> Entries supplied
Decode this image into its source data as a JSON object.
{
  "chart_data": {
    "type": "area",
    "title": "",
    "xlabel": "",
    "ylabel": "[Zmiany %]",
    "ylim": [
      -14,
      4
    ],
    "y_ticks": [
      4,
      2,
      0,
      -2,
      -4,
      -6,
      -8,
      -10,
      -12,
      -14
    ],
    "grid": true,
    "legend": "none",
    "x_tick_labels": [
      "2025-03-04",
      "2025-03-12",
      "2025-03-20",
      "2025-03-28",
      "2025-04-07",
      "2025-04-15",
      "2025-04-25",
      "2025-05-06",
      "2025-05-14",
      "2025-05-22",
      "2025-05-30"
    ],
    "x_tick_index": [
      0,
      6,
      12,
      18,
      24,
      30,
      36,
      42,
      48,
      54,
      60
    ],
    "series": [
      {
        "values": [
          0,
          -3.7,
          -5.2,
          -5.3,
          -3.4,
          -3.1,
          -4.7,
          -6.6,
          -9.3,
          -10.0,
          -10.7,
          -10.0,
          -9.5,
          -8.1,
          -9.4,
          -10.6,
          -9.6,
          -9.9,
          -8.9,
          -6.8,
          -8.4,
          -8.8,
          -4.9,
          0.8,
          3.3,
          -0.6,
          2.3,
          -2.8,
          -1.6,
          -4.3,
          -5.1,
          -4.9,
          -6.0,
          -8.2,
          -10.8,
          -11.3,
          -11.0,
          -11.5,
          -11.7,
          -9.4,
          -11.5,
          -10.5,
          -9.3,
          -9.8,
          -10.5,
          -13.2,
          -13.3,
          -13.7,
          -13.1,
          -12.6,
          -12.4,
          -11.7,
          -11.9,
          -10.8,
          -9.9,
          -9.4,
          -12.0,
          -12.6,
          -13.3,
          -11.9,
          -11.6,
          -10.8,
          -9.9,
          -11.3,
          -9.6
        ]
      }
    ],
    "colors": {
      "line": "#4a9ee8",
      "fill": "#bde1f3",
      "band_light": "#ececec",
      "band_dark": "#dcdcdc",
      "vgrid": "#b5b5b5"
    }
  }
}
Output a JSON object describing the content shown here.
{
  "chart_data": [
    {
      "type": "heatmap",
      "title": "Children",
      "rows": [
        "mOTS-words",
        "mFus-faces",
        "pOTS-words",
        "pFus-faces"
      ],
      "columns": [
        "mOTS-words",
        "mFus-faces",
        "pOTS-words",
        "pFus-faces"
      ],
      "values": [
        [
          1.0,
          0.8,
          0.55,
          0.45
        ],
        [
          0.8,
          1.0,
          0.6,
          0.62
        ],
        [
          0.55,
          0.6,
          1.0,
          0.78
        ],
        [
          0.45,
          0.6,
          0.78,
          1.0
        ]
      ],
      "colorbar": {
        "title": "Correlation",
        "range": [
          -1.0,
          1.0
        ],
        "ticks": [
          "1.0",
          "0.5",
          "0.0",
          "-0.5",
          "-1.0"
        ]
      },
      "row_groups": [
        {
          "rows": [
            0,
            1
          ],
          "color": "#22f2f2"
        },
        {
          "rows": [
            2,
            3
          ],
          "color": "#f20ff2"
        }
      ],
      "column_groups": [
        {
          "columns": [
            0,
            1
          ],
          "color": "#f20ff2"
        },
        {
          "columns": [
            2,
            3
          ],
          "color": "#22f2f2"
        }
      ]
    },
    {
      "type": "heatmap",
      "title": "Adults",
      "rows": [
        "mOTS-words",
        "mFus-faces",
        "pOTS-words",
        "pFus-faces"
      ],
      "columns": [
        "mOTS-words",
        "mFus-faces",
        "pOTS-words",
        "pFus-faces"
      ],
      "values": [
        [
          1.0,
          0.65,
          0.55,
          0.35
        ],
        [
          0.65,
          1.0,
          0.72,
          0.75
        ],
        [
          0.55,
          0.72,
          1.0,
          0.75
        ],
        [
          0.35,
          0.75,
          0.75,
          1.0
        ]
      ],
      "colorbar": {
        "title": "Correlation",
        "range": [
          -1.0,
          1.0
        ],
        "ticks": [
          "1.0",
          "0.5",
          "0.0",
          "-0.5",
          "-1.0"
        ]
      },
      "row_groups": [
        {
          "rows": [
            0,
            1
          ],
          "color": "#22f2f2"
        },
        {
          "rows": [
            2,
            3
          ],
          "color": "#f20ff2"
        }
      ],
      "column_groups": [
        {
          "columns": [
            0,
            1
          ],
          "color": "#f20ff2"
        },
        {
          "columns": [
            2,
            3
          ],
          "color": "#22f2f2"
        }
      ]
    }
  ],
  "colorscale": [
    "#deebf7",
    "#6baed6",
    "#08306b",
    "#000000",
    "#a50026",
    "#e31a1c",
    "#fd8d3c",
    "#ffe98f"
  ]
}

> Problem to solve
Quote the whole listing above, leaving nothing out.

> Completed task
Decode this image into its source data as a JSON object.
{
  "chart_data": {
    "type": "area",
    "title": "",
    "xlabel": "",
    "ylabel": "[Zmiany %]",
    "ylim": [
      -14,
      4
    ],
    "y_ticks": [
      4,
      2,
      0,
      -2,
      -4,
      -6,
      -8,
      -10,
      -12,
      -14
    ],
    "grid": true,
    "legend": "none",
    "x_tick_labels": [
      "2025-03-04",
      "2025-03-12",
      "2025-03-20",
      "2025-03-28",
      "2025-04-07",
      "2025-04-15",
      "2025-04-25",
      "2025-05-06",
      "2025-05-14",
      "2025-05-22",
      "2025-05-30"
    ],
    "x_tick_index": [
      0,
      6,
      12,
      18,
      24,
      30,
      36,
      42,
      48,
      54,
      60
    ],
    "series": [
      {
        "values": [
          0,
          -3.7,
          -5.2,
          -5.3,
          -3.4,
          -3.1,
          -4.7,
          -6.6,
          -9.3,
          -10.0,
          -10.7,
          -10.0,
          -9.5,
          -8.1,
          -9.4,
          -10.6,
          -9.6,
          -9.9,
          -8.9,
          -6.8,
          -8.4,
          -8.8,
          -4.9,
          0.8,
          3.3,
          -0.6,
          2.3,
          -2.8,
          -1.6,
          -4.3,
          -5.1,
          -4.9,
          -6.0,
          -8.2,
          -10.8,
          -11.3,
          -11.0,
          -11.5,
          -11.7,
          -9.4,
          -11.5,
          -10.5,
          -9.3,
          -9.8,
          -10.5,
          -13.2,
          -13.3,
          -13.7,
          -13.1,
          -12.6,
          -12.4,
          -11.7,
          -11.9,
          -10.8,
          -9.9,
          -9.4,
          -12.0,
          -12.6,
          -13.3,
          -11.9,
          -11.6,
          -10.8,
          -9.9,
          -11.3,
          -9.6
        ]
      }
    ],
    "colors": {
      "line": "#4a9ee8",
      "fill": "#bde1f3",
      "band_light": "#ececec",
      "band_dark": "#dcdcdc",
      "vgrid": "#b5b5b5"
    }
  }
}
Output a JSON object describing the content shown here.
{
  "chart_data": [
    {
      "type": "heatmap",
      "title": "Children",
      "rows": [
        "mOTS-words",
        "mFus-faces",
        "pOTS-words",
        "pFus-faces"
      ],
      "columns": [
        "mOTS-words",
        "mFus-faces",
        "pOTS-words",
        "pFus-faces"
      ],
      "values": [
        [
          1.0,
          0.8,
          0.55,
          0.45
        ],
        [
          0.8,
          1.0,
          0.6,
          0.62
        ],
        [
          0.55,
          0.6,
          1.0,
          0.78
        ],
        [
          0.45,
          0.6,
          0.78,
          1.0
        ]
      ],
      "colorbar": {
        "title": "Correlation",
        "range": [
          -1.0,
          1.0
        ],
        "ticks": [
          "1.0",
          "0.5",
          "0.0",
          "-0.5",
          "-1.0"
        ]
      },
      "row_groups": [
        {
          "rows": [
            0,
            1
          ],
          "color": "#22f2f2"
        },
        {
          "rows": [
            2,
            3
          ],
          "color": "#f20ff2"
        }
      ],
      "column_groups": [
        {
          "columns": [
            0,
            1
          ],
          "color": "#f20ff2"
        },
        {
          "columns": [
            2,
            3
          ],
          "color": "#22f2f2"
        }
      ]
    },
    {
      "type": "heatmap",
      "title": "Adults",
      "rows": [
        "mOTS-words",
        "mFus-faces",
        "pOTS-words",
        "pFus-faces"
      ],
      "columns": [
        "mOTS-words",
        "mFus-faces",
        "pOTS-words",
        "pFus-faces"
      ],
      "values": [
        [
          1.0,
          0.65,
          0.55,
          0.35
        ],
        [
          0.65,
          1.0,
          0.72,
          0.75
        ],
        [
          0.55,
          0.72,
          1.0,
          0.75
        ],
        [
          0.35,
          0.75,
          0.75,
          1.0
        ]
      ],
      "colorbar": {
        "title": "Correlation",
        "range": [
          -1.0,
          1.0
        ],
        "ticks": [
          "1.0",
          "0.5",
          "0.0",
          "-0.5",
          "-1.0"
        ]
      },
      "row_groups": [
        {
          "rows": [
            0,
            1
          ],
          "color": "#22f2f2"
        },
        {
          "rows": [
            2,
            3
          ],
          "color": "#f20ff2"
        }
      ],
      "column_groups": [
        {
          "columns": [
            0,
            1
          ],
          "color": "#f20ff2"
        },
        {
          "columns": [
            2,
            3
          ],
          "color": "#22f2f2"
        }
      ]
    }
  ],
  "colorscale": [
    "#deebf7",
    "#6baed6",
    "#08306b",
    "#000000",
    "#a50026",
    "#e31a1c",
    "#fd8d3c",
    "#ffe98f"
  ]
}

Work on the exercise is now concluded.